**SOURCE DOCUMENT**.
********************

About Endlessness

It might seem preposterous that a brisk 76-minute film could be called About Endlessness. Being a Roy Andersson film, you’d forgiven for thinking this is a joke. This time, the master of Swedish deadpan changes gears and challenges the audience with its most unvarnished portrait of the human condition. Announced as his last movie, it’s a bittersweet swan song of one of Sweden’s greatest directors.

Stylistically, the feature feels of a piece with the filmmaker’s Living Trilogy and fans will recognise his idiosyncratic style from the get-go. Andersson was clearly set on doing something different though, incorporating a narration that guides the viewer through random splices of life in the manner Scheherazade narrates One Thousand and One Night (Andersson himself confessed this is where he got his inspiration from). Like a mystical being, she describes them as half-remembered dreams or memories plucked out of thin air.

At first, a procession of characters show up, profoundly marked by something they lack. A boy without love, a communications manager without shame, a man without trust, and most prominently, a priest without faith. The scene where the latter goes to a psychiatrist looking for help is pure cinematic gold and one of the best of Andersson’s career.

Midway through the film, the focus changes and things get darker, with death – and the characters’s reaction to it – being the subject of many scenes. Death is an integral part of life like anything else. This makes it more beautiful and also more horrific.

It allows for some jarring juxtapositions. The most extreme one is around the 47-minute mark: the shoe heels of a woman snap, suddenly smash cutting to a family murder (a man sobbing, embracing a bloody corpse). “I saw a man who wanted to protect the family’s honour”, the narrator goes, “and changed his mind”. For a couple of minutes, it’s impossible to feel anything but heartbreak.

If you’re thinking none of this looks like material ripe for comedy, you’re not exactly wrong. Andersson toned his humorous tendencies considerably down. He uses fewer surrealistic devices. There’s no outlandish make-up at sight. When he lampoons one of the most despicable historical figures of all time, he does so in a melancholic tone. These all-too-human stories go about themselves unconcerned about punchlines. The outcome is less funny but no less potent.

Unlike its predecessors, About Endlessness is more observational than critical. It accepts wholeheartedly that pain and joy are two sides of the same coin and that one of these is needed for the other one to be perceived.

Back at the psychiatrist office, when the priest asks him about meaning of a godless existence, he replies: “Maybe being content being alive”. That simple philosophy is at the core of About Endlessness – a film that dares, not only to have a potentially preposterous title, but to ask its viewers to look around and marvel at the wonders of everything around them.

********************

**SUPPLIED DATA**.
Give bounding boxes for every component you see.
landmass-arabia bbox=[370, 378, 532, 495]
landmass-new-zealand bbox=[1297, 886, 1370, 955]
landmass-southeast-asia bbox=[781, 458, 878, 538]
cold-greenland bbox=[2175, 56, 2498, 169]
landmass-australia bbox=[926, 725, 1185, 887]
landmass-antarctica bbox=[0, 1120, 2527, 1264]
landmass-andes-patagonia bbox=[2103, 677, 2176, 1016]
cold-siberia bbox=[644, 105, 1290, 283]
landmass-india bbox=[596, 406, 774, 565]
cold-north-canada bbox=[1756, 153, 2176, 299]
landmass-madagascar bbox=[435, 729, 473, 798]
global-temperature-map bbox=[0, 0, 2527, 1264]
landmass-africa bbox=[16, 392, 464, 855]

********************

**PROBLEMS**.
**A.** Please echo the film review word for word from "Back at the" to "everything around them.".
**B.** The film review names characters who are each defined by something they lack. List every one of them along with what it lacks.

**TASK-BY-TASK ANSWERS**.
**A.**
Back at the psychiatrist office, when the priest asks him about meaning of a godless existence, he replies: “Maybe being content being alive”. That simple philosophy is at the core of About Endlessness – a film that dares, not only to have a potentially preposterous title, but to ask its viewers to look around and marvel at the wonders of everything around them.

**B.**
- A boy without love
- A communications manager without shame
- A man without trust
- A priest without faith